--- start of Records for the task ---
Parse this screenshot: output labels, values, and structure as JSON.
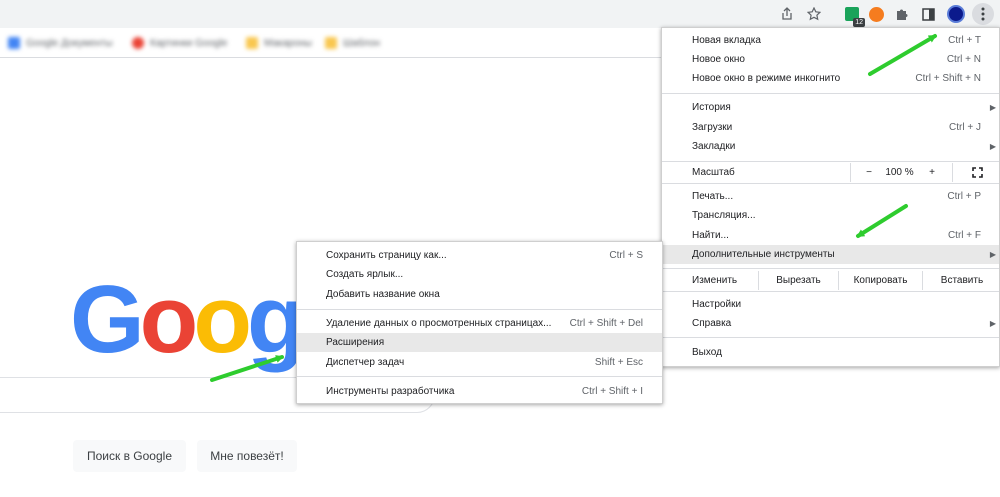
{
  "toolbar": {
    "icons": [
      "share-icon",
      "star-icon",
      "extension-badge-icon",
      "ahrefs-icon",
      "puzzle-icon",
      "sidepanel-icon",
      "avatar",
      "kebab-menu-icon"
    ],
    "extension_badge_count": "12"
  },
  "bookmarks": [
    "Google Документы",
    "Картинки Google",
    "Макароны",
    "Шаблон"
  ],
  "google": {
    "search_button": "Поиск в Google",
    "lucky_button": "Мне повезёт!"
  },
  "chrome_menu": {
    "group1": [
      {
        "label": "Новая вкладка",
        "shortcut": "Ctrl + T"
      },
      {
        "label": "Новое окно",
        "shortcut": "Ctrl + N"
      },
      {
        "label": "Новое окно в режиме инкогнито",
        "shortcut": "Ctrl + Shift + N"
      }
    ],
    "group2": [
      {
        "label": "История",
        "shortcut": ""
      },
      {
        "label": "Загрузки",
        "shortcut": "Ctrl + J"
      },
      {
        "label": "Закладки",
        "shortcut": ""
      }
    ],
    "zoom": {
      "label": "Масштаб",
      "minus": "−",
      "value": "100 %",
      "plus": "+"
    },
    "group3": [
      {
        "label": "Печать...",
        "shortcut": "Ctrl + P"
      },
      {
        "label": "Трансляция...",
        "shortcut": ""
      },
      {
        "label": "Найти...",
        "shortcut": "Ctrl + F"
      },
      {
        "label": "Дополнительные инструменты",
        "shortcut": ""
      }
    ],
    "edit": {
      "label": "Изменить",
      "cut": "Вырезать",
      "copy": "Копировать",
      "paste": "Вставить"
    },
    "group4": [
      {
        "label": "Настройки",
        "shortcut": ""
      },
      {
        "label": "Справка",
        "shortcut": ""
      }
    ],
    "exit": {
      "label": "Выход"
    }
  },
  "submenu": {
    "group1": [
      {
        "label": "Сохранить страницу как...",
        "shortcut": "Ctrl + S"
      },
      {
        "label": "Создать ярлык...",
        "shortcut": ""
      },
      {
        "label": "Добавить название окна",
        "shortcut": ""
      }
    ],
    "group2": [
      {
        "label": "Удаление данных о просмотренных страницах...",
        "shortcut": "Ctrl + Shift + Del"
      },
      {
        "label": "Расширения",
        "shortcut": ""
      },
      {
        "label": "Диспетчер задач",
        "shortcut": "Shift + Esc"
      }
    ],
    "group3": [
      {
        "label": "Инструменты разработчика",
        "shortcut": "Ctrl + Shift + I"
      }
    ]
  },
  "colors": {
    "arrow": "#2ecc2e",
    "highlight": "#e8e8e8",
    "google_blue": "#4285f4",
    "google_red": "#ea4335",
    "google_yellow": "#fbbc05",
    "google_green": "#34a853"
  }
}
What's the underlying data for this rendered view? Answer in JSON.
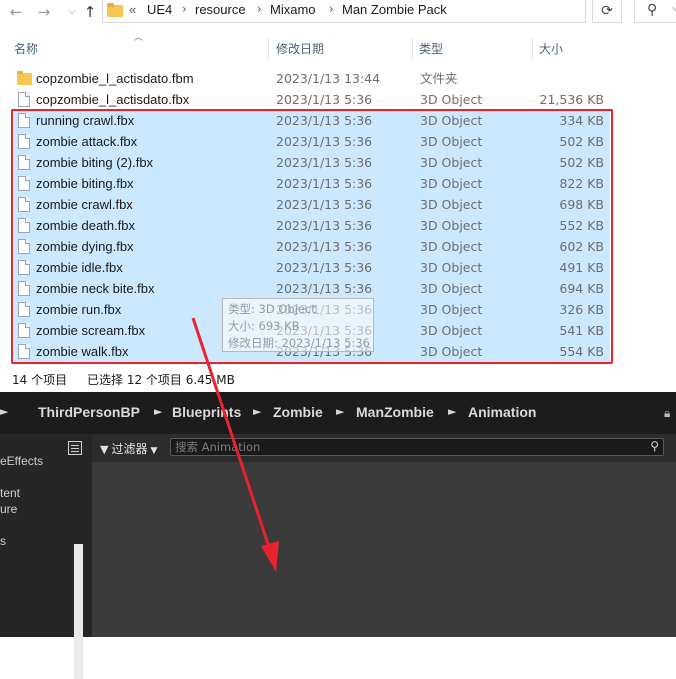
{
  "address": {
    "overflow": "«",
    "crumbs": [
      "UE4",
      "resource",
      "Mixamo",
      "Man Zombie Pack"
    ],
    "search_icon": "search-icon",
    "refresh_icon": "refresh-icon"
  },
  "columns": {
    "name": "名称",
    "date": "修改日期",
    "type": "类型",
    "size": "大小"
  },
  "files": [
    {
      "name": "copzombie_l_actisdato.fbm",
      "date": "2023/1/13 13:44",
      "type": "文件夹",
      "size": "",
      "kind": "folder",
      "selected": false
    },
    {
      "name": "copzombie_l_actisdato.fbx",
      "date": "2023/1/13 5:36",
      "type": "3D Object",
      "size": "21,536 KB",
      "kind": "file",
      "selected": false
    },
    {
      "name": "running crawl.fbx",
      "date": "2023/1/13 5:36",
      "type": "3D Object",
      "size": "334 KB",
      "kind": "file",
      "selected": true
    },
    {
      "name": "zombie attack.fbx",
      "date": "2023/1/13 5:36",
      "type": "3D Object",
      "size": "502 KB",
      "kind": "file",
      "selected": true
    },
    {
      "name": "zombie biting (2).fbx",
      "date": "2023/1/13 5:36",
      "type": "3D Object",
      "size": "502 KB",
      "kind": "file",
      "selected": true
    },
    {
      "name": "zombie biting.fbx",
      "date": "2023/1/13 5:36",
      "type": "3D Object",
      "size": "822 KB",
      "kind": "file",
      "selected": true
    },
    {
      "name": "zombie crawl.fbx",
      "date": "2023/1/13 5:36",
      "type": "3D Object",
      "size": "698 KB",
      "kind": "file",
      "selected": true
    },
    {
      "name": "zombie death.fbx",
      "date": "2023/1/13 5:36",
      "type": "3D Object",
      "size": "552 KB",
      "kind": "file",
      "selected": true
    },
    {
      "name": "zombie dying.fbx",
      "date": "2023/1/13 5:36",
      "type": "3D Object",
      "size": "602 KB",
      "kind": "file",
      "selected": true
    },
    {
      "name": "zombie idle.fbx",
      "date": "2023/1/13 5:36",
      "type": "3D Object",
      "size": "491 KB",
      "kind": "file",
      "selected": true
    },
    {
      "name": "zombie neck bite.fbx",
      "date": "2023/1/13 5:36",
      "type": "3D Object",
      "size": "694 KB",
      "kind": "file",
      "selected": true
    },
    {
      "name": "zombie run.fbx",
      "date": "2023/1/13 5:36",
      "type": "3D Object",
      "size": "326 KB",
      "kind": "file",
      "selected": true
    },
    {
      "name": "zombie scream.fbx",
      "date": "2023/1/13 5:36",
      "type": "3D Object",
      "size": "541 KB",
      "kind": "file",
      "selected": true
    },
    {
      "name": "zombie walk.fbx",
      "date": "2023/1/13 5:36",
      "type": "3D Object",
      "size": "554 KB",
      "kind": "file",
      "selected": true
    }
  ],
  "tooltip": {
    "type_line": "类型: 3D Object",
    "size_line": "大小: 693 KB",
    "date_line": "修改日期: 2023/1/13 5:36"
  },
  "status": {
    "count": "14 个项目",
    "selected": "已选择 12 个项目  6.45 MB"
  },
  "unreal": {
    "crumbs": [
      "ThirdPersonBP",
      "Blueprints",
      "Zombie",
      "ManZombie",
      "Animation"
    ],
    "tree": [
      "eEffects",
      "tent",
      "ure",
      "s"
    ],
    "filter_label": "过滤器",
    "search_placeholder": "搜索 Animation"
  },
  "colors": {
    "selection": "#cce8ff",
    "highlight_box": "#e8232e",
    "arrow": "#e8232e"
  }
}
--- end of Records for the task ---
None of the pictures should appear; repeat the records exactly otherwise.

Parse this screenshot: output labels, values, and structure as JSON.
{
  "toolbar": {
    "icons": [
      "share-icon",
      "star-icon",
      "extension-badge-icon",
      "ahrefs-icon",
      "puzzle-icon",
      "sidepanel-icon",
      "avatar",
      "kebab-menu-icon"
    ],
    "extension_badge_count": "12"
  },
  "bookmarks": [
    "Google Документы",
    "Картинки Google",
    "Макароны",
    "Шаблон"
  ],
  "google": {
    "search_button": "Поиск в Google",
    "lucky_button": "Мне повезёт!"
  },
  "chrome_menu": {
    "group1": [
      {
        "label": "Новая вкладка",
        "shortcut": "Ctrl + T"
      },
      {
        "label": "Новое окно",
        "shortcut": "Ctrl + N"
      },
      {
        "label": "Новое окно в режиме инкогнито",
        "shortcut": "Ctrl + Shift + N"
      }
    ],
    "group2": [
      {
        "label": "История",
        "shortcut": ""
      },
      {
        "label": "Загрузки",
        "shortcut": "Ctrl + J"
      },
      {
        "label": "Закладки",
        "shortcut": ""
      }
    ],
    "zoom": {
      "label": "Масштаб",
      "minus": "−",
      "value": "100 %",
      "plus": "+"
    },
    "group3": [
      {
        "label": "Печать...",
        "shortcut": "Ctrl + P"
      },
      {
        "label": "Трансляция...",
        "shortcut": ""
      },
      {
        "label": "Найти...",
        "shortcut": "Ctrl + F"
      },
      {
        "label": "Дополнительные инструменты",
        "shortcut": ""
      }
    ],
    "edit": {
      "label": "Изменить",
      "cut": "Вырезать",
      "copy": "Копировать",
      "paste": "Вставить"
    },
    "group4": [
      {
        "label": "Настройки",
        "shortcut": ""
      },
      {
        "label": "Справка",
        "shortcut": ""
      }
    ],
    "exit": {
      "label": "Выход"
    }
  },
  "submenu": {
    "group1": [
      {
        "label": "Сохранить страницу как...",
        "shortcut": "Ctrl + S"
      },
      {
        "label": "Создать ярлык...",
        "shortcut": ""
      },
      {
        "label": "Добавить название окна",
        "shortcut": ""
      }
    ],
    "group2": [
      {
        "label": "Удаление данных о просмотренных страницах...",
        "shortcut": "Ctrl + Shift + Del"
      },
      {
        "label": "Расширения",
        "shortcut": ""
      },
      {
        "label": "Диспетчер задач",
        "shortcut": "Shift + Esc"
      }
    ],
    "group3": [
      {
        "label": "Инструменты разработчика",
        "shortcut": "Ctrl + Shift + I"
      }
    ]
  },
  "colors": {
    "arrow": "#2ecc2e",
    "highlight": "#e8e8e8",
    "google_blue": "#4285f4",
    "google_red": "#ea4335",
    "google_yellow": "#fbbc05",
    "google_green": "#34a853"
  }
}
What's the underlying data for this rendered view? Answer in JSON.
{
  "address": {
    "overflow": "«",
    "crumbs": [
      "UE4",
      "resource",
      "Mixamo",
      "Man Zombie Pack"
    ],
    "search_icon": "search-icon",
    "refresh_icon": "refresh-icon"
  },
  "columns": {
    "name": "名称",
    "date": "修改日期",
    "type": "类型",
    "size": "大小"
  },
  "files": [
    {
      "name": "copzombie_l_actisdato.fbm",
      "date": "2023/1/13 13:44",
      "type": "文件夹",
      "size": "",
      "kind": "folder",
      "selected": false
    },
    {
      "name": "copzombie_l_actisdato.fbx",
      "date": "2023/1/13 5:36",
      "type": "3D Object",
      "size": "21,536 KB",
      "kind": "file",
      "selected": false
    },
    {
      "name": "running crawl.fbx",
      "date": "2023/1/13 5:36",
      "type": "3D Object",
      "size": "334 KB",
      "kind": "file",
      "selected": true
    },
    {
      "name": "zombie attack.fbx",
      "date": "2023/1/13 5:36",
      "type": "3D Object",
      "size": "502 KB",
      "kind": "file",
      "selected": true
    },
    {
      "name": "zombie biting (2).fbx",
      "date": "2023/1/13 5:36",
      "type": "3D Object",
      "size": "502 KB",
      "kind": "file",
      "selected": true
    },
    {
      "name": "zombie biting.fbx",
      "date": "2023/1/13 5:36",
      "type": "3D Object",
      "size": "822 KB",
      "kind": "file",
      "selected": true
    },
    {
      "name": "zombie crawl.fbx",
      "date": "2023/1/13 5:36",
      "type": "3D Object",
      "size": "698 KB",
      "kind": "file",
      "selected": true
    },
    {
      "name": "zombie death.fbx",
      "date": "2023/1/13 5:36",
      "type": "3D Object",
      "size": "552 KB",
      "kind": "file",
      "selected": true
    },
    {
      "name": "zombie dying.fbx",
      "date": "2023/1/13 5:36",
      "type": "3D Object",
      "size": "602 KB",
      "kind": "file",
      "selected": true
    },
    {
      "name": "zombie idle.fbx",
      "date": "2023/1/13 5:36",
      "type": "3D Object",
      "size": "491 KB",
      "kind": "file",
      "selected": true
    },
    {
      "name": "zombie neck bite.fbx",
      "date": "2023/1/13 5:36",
      "type": "3D Object",
      "size": "694 KB",
      "kind": "file",
      "selected": true
    },
    {
      "name": "zombie run.fbx",
      "date": "2023/1/13 5:36",
      "type": "3D Object",
      "size": "326 KB",
      "kind": "file",
      "selected": true
    },
    {
      "name": "zombie scream.fbx",
      "date": "2023/1/13 5:36",
      "type": "3D Object",
      "size": "541 KB",
      "kind": "file",
      "selected": true
    },
    {
      "name": "zombie walk.fbx",
      "date": "2023/1/13 5:36",
      "type": "3D Object",
      "size": "554 KB",
      "kind": "file",
      "selected": true
    }
  ],
  "tooltip": {
    "type_line": "类型: 3D Object",
    "size_line": "大小: 693 KB",
    "date_line": "修改日期: 2023/1/13 5:36"
  },
  "status": {
    "count": "14 个项目",
    "selected": "已选择 12 个项目  6.45 MB"
  },
  "unreal": {
    "crumbs": [
      "ThirdPersonBP",
      "Blueprints",
      "Zombie",
      "ManZombie",
      "Animation"
    ],
    "tree": [
      "eEffects",
      "tent",
      "ure",
      "s"
    ],
    "filter_label": "过滤器",
    "search_placeholder": "搜索 Animation"
  },
  "colors": {
    "selection": "#cce8ff",
    "highlight_box": "#e8232e",
    "arrow": "#e8232e"
  }
}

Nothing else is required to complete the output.